### Seçilen bölüm:
* * * * * * *

15. Sayı - Şehit'ten Kale'ler Şehit'ten Kale'ler

Çanakkale Savaşı’nın Bir Yansıması; Basın Ve Propaganda

Written by ÇSATT

Sibel Özcan / İngilizce Öğretmenliği

2014-Aralık sayımızda yer alan bu yazıya emek veren ve hazırlayan üyemize teşekkür ediyor, kalemine sağlık diyoruz.

İyi okumalar…

Basın, bir milletin ortak sesinin duyurulduğu yerdir. Halkı bilinçlendirmek, kamuoyunu aynı düşünce etrafında toplamak adına büyük uğraşlar veren basın, özellikle savaş zamanlarında da aktif bir rol üstlenmiştir. Özellikle savaş zamanlarında önemli bir silah konumunda bulunan Çanakkale Savaşları sırasında da halka ve kamuoyuna birçok aktarım ve çağrıda bulunmuştur. Türk basınında olduğu gibi İngiltere, Fransa, Avusturalya, Almanya ve büyük savaşa katılan birçok ülkenin basınında halkın savaşa karşı daha duyarlı olup ellerinden gelenin en iyisini yapmaları; gerek bildiriler gerekse takviyelerle desteklenerek tavsiye edilmiştir. Bunun yanı sıra Sırp, Arnavut, Hırvat, Yunan ve Mısır kaynaklarında da Çanakkale Savaşları hakkında birçok yazı paylaşılmıştır. Çanakkale Savaşları sırasında basının önemli bir kolunu oluşturan gazetelerde savaşla ilgili çokça bilgiye rastlanabilir, bu bağlamda bu çalışma gazete haberlerine, yorumlarına, görsellerine ve aynı zamanda savaşta görev yapan çeşitli kademelerdeki askerlerin mektuplarına dayandırılarak oluşturulmuştur.

* * * * * * *

### Verilen kayıtlar:
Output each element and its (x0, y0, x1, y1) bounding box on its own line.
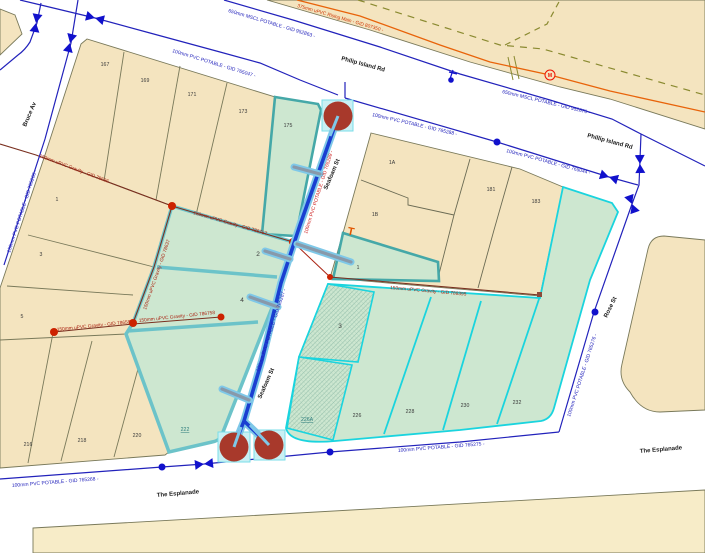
svg-text:222: 222 (181, 427, 190, 433)
svg-text:167: 167 (101, 62, 110, 68)
svg-text:171: 171 (188, 92, 197, 98)
svg-text:181: 181 (487, 187, 496, 193)
svg-text:1: 1 (357, 265, 360, 271)
svg-text:230: 230 (461, 403, 470, 409)
svg-text:4: 4 (240, 297, 244, 304)
svg-text:183: 183 (532, 199, 541, 205)
svg-text:3: 3 (338, 323, 342, 330)
svg-text:3: 3 (40, 252, 43, 258)
svg-text:2: 2 (256, 251, 260, 258)
svg-text:173: 173 (239, 109, 248, 115)
svg-text:216: 216 (24, 442, 33, 448)
svg-text:1A: 1A (389, 160, 396, 166)
svg-text:226A: 226A (301, 417, 314, 423)
svg-text:1: 1 (56, 197, 59, 203)
svg-text:228: 228 (406, 409, 415, 415)
svg-text:5: 5 (21, 314, 24, 320)
svg-text:218: 218 (78, 438, 87, 444)
svg-text:1B: 1B (372, 212, 379, 218)
svg-text:169: 169 (141, 78, 150, 84)
svg-text:175: 175 (284, 123, 293, 129)
svg-text:220: 220 (133, 433, 142, 439)
svg-text:232: 232 (513, 400, 522, 406)
svg-text:M: M (548, 73, 552, 79)
svg-text:226: 226 (353, 413, 362, 419)
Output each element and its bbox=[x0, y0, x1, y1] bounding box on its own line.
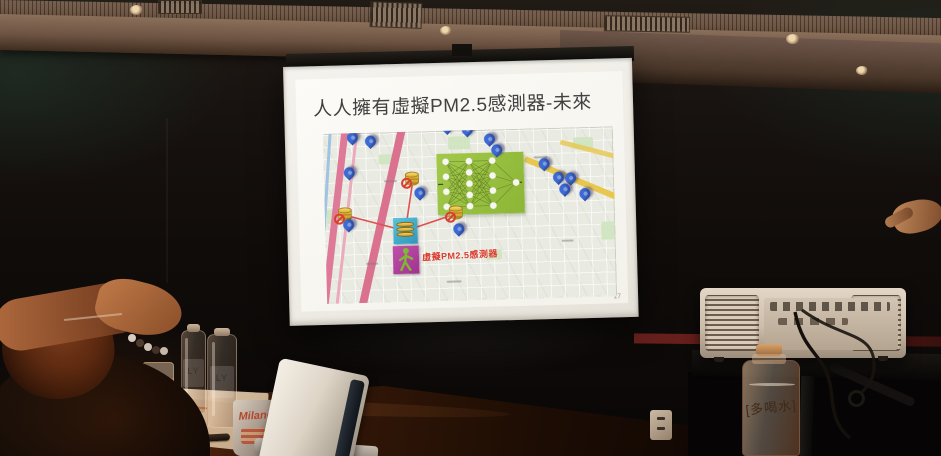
projection-screen: 人人擁有虛擬PM2.5感測器-未來 17 bbox=[283, 58, 639, 326]
bottle-label: LY bbox=[183, 359, 203, 387]
bottle-handwriting: [多喝水] bbox=[742, 394, 800, 419]
ceiling-vent bbox=[604, 15, 690, 32]
slide-title: 人人擁有虛擬PM2.5感測器-未來 bbox=[313, 86, 614, 121]
conference-room-photo: 人人擁有虛擬PM2.5感測器-未來 17 bbox=[0, 0, 941, 456]
water-bottle-front: [多喝水] bbox=[742, 360, 800, 456]
walking-person-icon bbox=[393, 246, 420, 275]
bracelet-bead bbox=[152, 346, 160, 354]
wall-outlet bbox=[650, 410, 672, 440]
pm25-sensor-map: 虛擬PM2.5感測器 bbox=[323, 126, 617, 304]
db-disc bbox=[396, 232, 414, 237]
bracelet-bead bbox=[144, 343, 152, 351]
bottle-neck bbox=[752, 354, 786, 364]
ceiling-light bbox=[856, 66, 868, 75]
no-sensor-icon bbox=[401, 178, 412, 189]
ceiling-light bbox=[130, 5, 143, 15]
ceiling-vent bbox=[370, 1, 423, 29]
bracelet-bead bbox=[160, 347, 168, 355]
bottle-cap bbox=[187, 324, 201, 332]
database-cylinder-icon bbox=[404, 171, 422, 187]
bracelet-bead bbox=[128, 334, 136, 342]
ceiling-light bbox=[440, 26, 452, 35]
outlet-slot bbox=[657, 417, 665, 420]
database-cylinder-icon bbox=[396, 222, 414, 240]
screen-mount-bracket bbox=[452, 44, 472, 56]
outlet-slot bbox=[657, 427, 665, 430]
projector-cables bbox=[690, 280, 941, 456]
bottle-cap bbox=[214, 328, 231, 336]
ceiling-light bbox=[786, 34, 800, 44]
sensor-link-lines bbox=[323, 126, 617, 304]
screen-glow bbox=[300, 320, 630, 380]
no-sensor-icon bbox=[445, 212, 456, 223]
water-line bbox=[749, 383, 795, 386]
bottle-label: LY bbox=[210, 366, 235, 397]
wall-panel-seam bbox=[166, 118, 168, 283]
ceiling-vent bbox=[158, 0, 202, 14]
presentation-slide: 人人擁有虛擬PM2.5感測器-未來 17 bbox=[295, 71, 628, 311]
virtual-sensor-hub-icon bbox=[393, 218, 418, 245]
walking-person-glyph bbox=[395, 247, 418, 274]
bracelet-bead bbox=[136, 339, 144, 347]
database-cylinder-icon bbox=[448, 205, 466, 221]
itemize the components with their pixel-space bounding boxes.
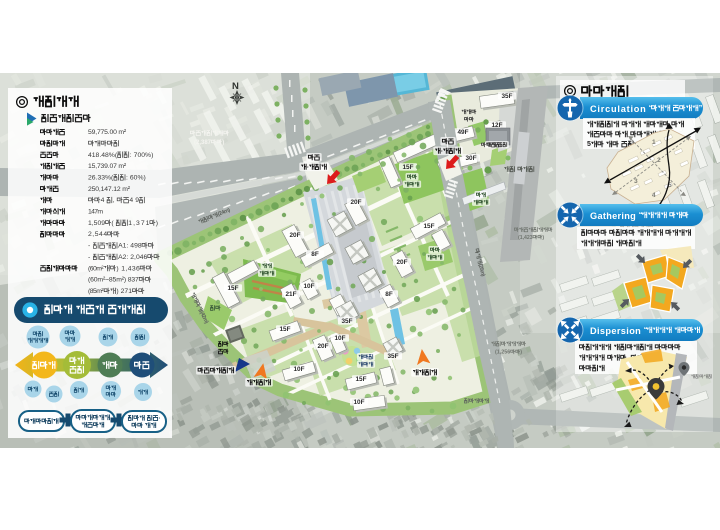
svg-text:10F: 10F [303,283,314,290]
svg-text:(60m²: (60m² [88,265,104,272]
svg-text:”: ” [699,105,703,112]
svg-text:4: 4 [652,192,656,199]
svg-text:59,775.00 m²: 59,775.00 m² [88,129,127,136]
svg-text:49F: 49F [457,129,468,136]
svg-text:) 271: ) 271 [116,288,132,295]
svg-text:15,739.07 m²: 15,739.07 m² [88,163,127,170]
svg-text:26.33%(: 26.33%( [88,175,114,182]
svg-text:49: 49 [129,197,139,204]
svg-text:20F: 20F [289,232,300,239]
svg-text:(60m²~85m²) 837: (60m²~85m²) 837 [88,277,139,284]
svg-text:Gathering: Gathering [590,211,636,221]
svg-text:N: N [232,81,239,92]
svg-text:35F: 35F [387,353,398,360]
svg-text:2: 2 [657,157,661,164]
svg-text:Circulation: Circulation [590,104,646,114]
svg-text:20F: 20F [350,199,361,206]
svg-text:: 700%): : 700%) [130,152,154,159]
svg-text:10F: 10F [293,366,304,373]
svg-text:): ) [156,220,158,227]
svg-text:-: - [88,243,90,250]
svg-text:1: 1 [652,139,656,146]
svg-text:4: 4 [101,197,105,204]
svg-text:147m: 147m [88,209,103,216]
svg-text:5: 5 [587,141,591,148]
svg-text:15F: 15F [402,164,413,171]
svg-text:21F: 21F [285,291,296,298]
svg-text:) 1,436: ) 1,436 [116,265,140,272]
svg-text:Dispersion: Dispersion [590,326,641,336]
svg-text:15F: 15F [355,376,366,383]
svg-text:35F: 35F [341,318,352,325]
svg-text:(2,387: (2,387 [194,140,212,146]
svg-text:(1,256: (1,256 [495,349,510,355]
svg-text:(85m²: (85m² [88,288,104,295]
svg-text:A1: 498: A1: 498 [118,243,142,250]
svg-text:·: · [307,164,309,171]
svg-text:-: - [88,254,90,261]
svg-text:35F: 35F [501,93,512,100]
svg-text:(1,423: (1,423 [518,235,533,241]
svg-text:15F: 15F [227,285,238,292]
svg-text:8F: 8F [385,291,393,298]
svg-text:20F: 20F [396,259,407,266]
svg-text:3: 3 [634,178,638,185]
svg-text:1,509: 1,509 [88,220,105,227]
svg-text:30F: 30F [465,155,476,162]
svg-text:·: · [441,148,443,155]
svg-text:A2: 2,046: A2: 2,046 [118,254,147,261]
svg-text:8F: 8F [311,251,319,258]
svg-text:1,371: 1,371 [128,220,149,227]
svg-text:10F: 10F [334,335,345,342]
svg-text:2,544: 2,544 [88,231,107,238]
svg-text:,: , [113,197,115,204]
svg-text:): ) [222,140,224,146]
svg-text:: 60%): : 60%) [126,175,146,182]
svg-text:): ) [542,235,544,241]
svg-text:15F: 15F [423,223,434,230]
svg-text:15F: 15F [279,326,290,333]
svg-text:418.48%(: 418.48%( [88,152,118,159]
svg-text:10F: 10F [353,399,364,406]
svg-text:20F: 20F [317,343,328,350]
svg-text:250,147.12 m²: 250,147.12 m² [88,186,131,193]
svg-text:): ) [520,349,522,355]
svg-text:·: · [159,415,161,422]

* * * * * * *

### Yapılacak iş:
Çanakkale Savaşları sırasında basın ve propaganda konulu yazıyı son cümlesinden sonra sürdürün.

### Göreve yanıt:
Artık büyük bir dünya savaşı yaşanacağı az çok tüm devletler tarafından hissedilmeye başlanmıştı. Taraflar yavaş yavaş şekillenmeye başlamış, saldırı plânları büyük bir hızla görüşülüp kararlaştırılmış ve ordu – donanma ikilisi kuvvetlendirilmişti, zaman 20. Yüzyıl başlarıydı. İngiltere – Fransa – Rusya itilaf grubu Almanya –Avusturya Macaristan – Osmanlı ittifakına karşıydı. Almanya artık Balkanlarda Rus tehdidi ile karşılaşmak istemiyor ve kendisi ile aynı görüşte olan Avusturya – Macaristan İmparatorluğu’nun yanında savaşa bir de Osmanlı Devleti’nin katılmasını istiyordu. Çünkü bu sayede Çanakkale ve Kafkasya Cepheleri’nde Ruslara karşı büyük mücadelelerin verileceğine inanıyordu.  

Gazete de Lacroix tarafından yazılan bir makalede Almanların bu düşüncesi açık bir şekilde görülebilir:

“Türkiye’nin imhasıyla Rusya’yı Bahr-i Siyaha hâkim kılacak ve Balkan hükümetlerini dahi Rus boyunduruğu altına sokacak bir müsellahaya Almanya’da razı olacak bir fert bile yoktur.”

Hırvat kaynaklarına göre Çanakkale Cephesi’nin açılış nedeni Ruslara, Almanya’nın batıdaki tehdidine ek olarak bir de Osmanlı tarafından doğudan saldırı yapılmasıdır. Hırvat kaynaklarında Çanakkale Savaşı ayrıntılı bir şekilde işlenmiştir fakat Sırp kaynaklarında Çanakkale Savaşı üzerinde pek durulmamış ve gayet sıradanlaştırılmıştır.

Avrupa başta olmak üzere birçok ülkede ve birçok cephede savaş cereyan etmeye başlamıştır. Bu cephelerden biri de Osmanlı askerinin insanüstü bir gayretle direndiği ve karşısındaki düşmana geçit vermeyerek İstanbul yolunu kapatan Çanakkale Cephesi’dir. İngilizler, Türkleri bozguna uğratarak Osmanlı Devleti’nin kalbi olan başkent İstanbul’u ele geçirip cepheyi hızlı bir şekilde açıp sonuçlandırmak istiyordu. Ayrıca müttefikleri olan Rusya’ya da bu cephe sayesinde yardım götürebilecekler ve aynı zamanda Rus kuvvetlerinden yararlanabileceklerdi. Kendilerinden bir hayli emin olan İngilizler için artık Türklerin sonu çok yaklaşmıştı. Bu düşünce İngilizlerin sözlerinden anlaşılabilir:

“…Türkler kalpgâhlarına indirilecek bir darbeden sonra kat’iyyen yaşayamazlar. Bu sebepten Çanakkale bombardımanı şayet Kuvve-i İtilâfiye bunu mantıki bir surette reşide-i hitam edebiliyorsa, bu yakınlarda pek aşikâr olan harpteki mahrumiyetlerin hayaline şimdiden temas ihtiva eylemektedir.”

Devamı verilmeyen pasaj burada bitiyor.